Exercise requirements: All of the data that follows should be retyped exactly, please, except the pictures.

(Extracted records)
----------

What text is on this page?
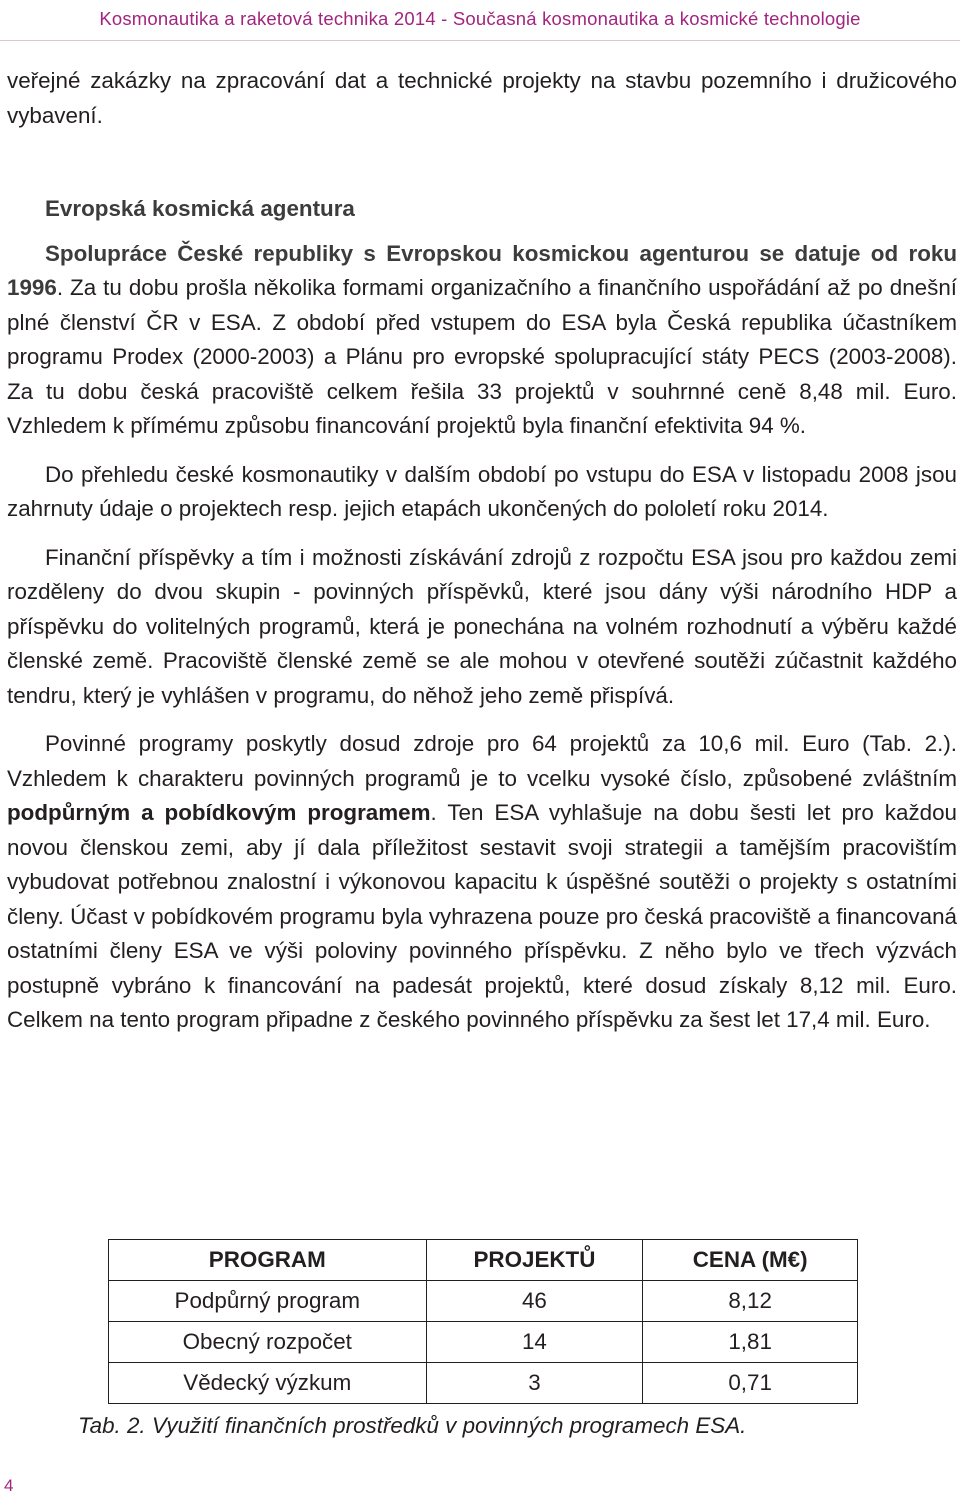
Kosmonautika a raketová technika 2014 - Současná kosmonautika a kosmické technologie

veřejné zakázky na zpracování dat a technické projekty na stavbu pozemního i družicového vybavení.

Evropská kosmická agentura

Spolupráce České republiky s Evropskou kosmickou agenturou se datuje od roku 1996. Za tu dobu prošla několika formami organizačního a finančního uspořádání až po dnešní plné členství ČR v ESA. Z období před vstupem do ESA byla Česká republika účastníkem programu Prodex (2000-2003) a Plánu pro evropské spolupracující státy PECS (2003-2008). Za tu dobu česká pracoviště celkem řešila 33 projektů v souhrnné ceně 8,48 mil. Euro. Vzhledem k přímému způsobu financování projektů byla finanční efektivita 94 %.

Do přehledu české kosmonautiky v dalším období po vstupu do ESA v listopadu 2008 jsou zahrnuty údaje o projektech resp. jejich etapách ukončených do pololetí roku 2014.

Finanční příspěvky a tím i možnosti získávání zdrojů z rozpočtu ESA jsou pro každou zemi rozděleny do dvou skupin - povinných příspěvků, které jsou dány výši národního HDP a příspěvku do volitelných programů, která je ponechána na volném rozhodnutí a výběru každé členské země. Pracoviště členské země se ale mohou v otevřené soutěži zúčastnit každého tendru, který je vyhlášen v programu, do něhož jeho země přispívá.

Povinné programy poskytly dosud zdroje pro 64 projektů za 10,6 mil. Euro (Tab. 2.). Vzhledem k charakteru povinných programů je to vcelku vysoké číslo, způsobené zvláštním podpůrným a pobídkovým programem. Ten ESA vyhlašuje na dobu šesti let pro každou novou členskou zemi, aby jí dala příležitost sestavit svoji strategii a tamějším pracovištím vybudovat potřebnou znalostní i výkonovou kapacitu k úspěšné soutěži o projekty s ostatními členy. Účast v pobídkovém programu byla vyhrazena pouze pro česká pracoviště a financovaná ostatními členy ESA ve výši poloviny povinného příspěvku. Z něho bylo ve třech výzvách postupně vybráno k financování na padesát projektů, které dosud získaly 8,12 mil. Euro. Celkem na tento program připadne z českého povinného příspěvku za šest let 17,4 mil. Euro.

PROGRAM	PROJEKTŮ	CENA (M€)
Podpůrný program	46	8,12
Obecný rozpočet	14	1,81
Vědecký výzkum	3	0,71
Tab. 2. Využití finančních prostředků v povinných programech ESA.
4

----------

Result for this exercise:
What text is on this page?
Kosmonautika a raketová technika 2014 - Současná kosmonautika a kosmické technologie

veřejné zakázky na zpracování dat a technické projekty na stavbu pozemního i družicového vybavení.

Evropská kosmická agentura

Spolupráce České republiky s Evropskou kosmickou agenturou se datuje od roku 1996. Za tu dobu prošla několika formami organizačního a finančního uspořádání až po dnešní plné členství ČR v ESA. Z období před vstupem do ESA byla Česká republika účastníkem programu Prodex (2000-2003) a Plánu pro evropské spolupracující státy PECS (2003-2008). Za tu dobu česká pracoviště celkem řešila 33 projektů v souhrnné ceně 8,48 mil. Euro. Vzhledem k přímému způsobu financování projektů byla finanční efektivita 94 %.

Do přehledu české kosmonautiky v dalším období po vstupu do ESA v listopadu 2008 jsou zahrnuty údaje o projektech resp. jejich etapách ukončených do pololetí roku 2014.

Finanční příspěvky a tím i možnosti získávání zdrojů z rozpočtu ESA jsou pro každou zemi rozděleny do dvou skupin - povinných příspěvků, které jsou dány výši národního HDP a příspěvku do volitelných programů, která je ponechána na volném rozhodnutí a výběru každé členské země. Pracoviště členské země se ale mohou v otevřené soutěži zúčastnit každého tendru, který je vyhlášen v programu, do něhož jeho země přispívá.

Povinné programy poskytly dosud zdroje pro 64 projektů za 10,6 mil. Euro (Tab. 2.). Vzhledem k charakteru povinných programů je to vcelku vysoké číslo, způsobené zvláštním podpůrným a pobídkovým programem. Ten ESA vyhlašuje na dobu šesti let pro každou novou členskou zemi, aby jí dala příležitost sestavit svoji strategii a tamějším pracovištím vybudovat potřebnou znalostní i výkonovou kapacitu k úspěšné soutěži o projekty s ostatními členy. Účast v pobídkovém programu byla vyhrazena pouze pro česká pracoviště a financovaná ostatními členy ESA ve výši poloviny povinného příspěvku. Z něho bylo ve třech výzvách postupně vybráno k financování na padesát projektů, které dosud získaly 8,12 mil. Euro. Celkem na tento program připadne z českého povinného příspěvku za šest let 17,4 mil. Euro.

PROGRAM	PROJEKTŮ	CENA (M€)
Podpůrný program	46	8,12
Obecný rozpočet	14	1,81
Vědecký výzkum	3	0,71
Tab. 2. Využití finančních prostředků v povinných programech ESA.
4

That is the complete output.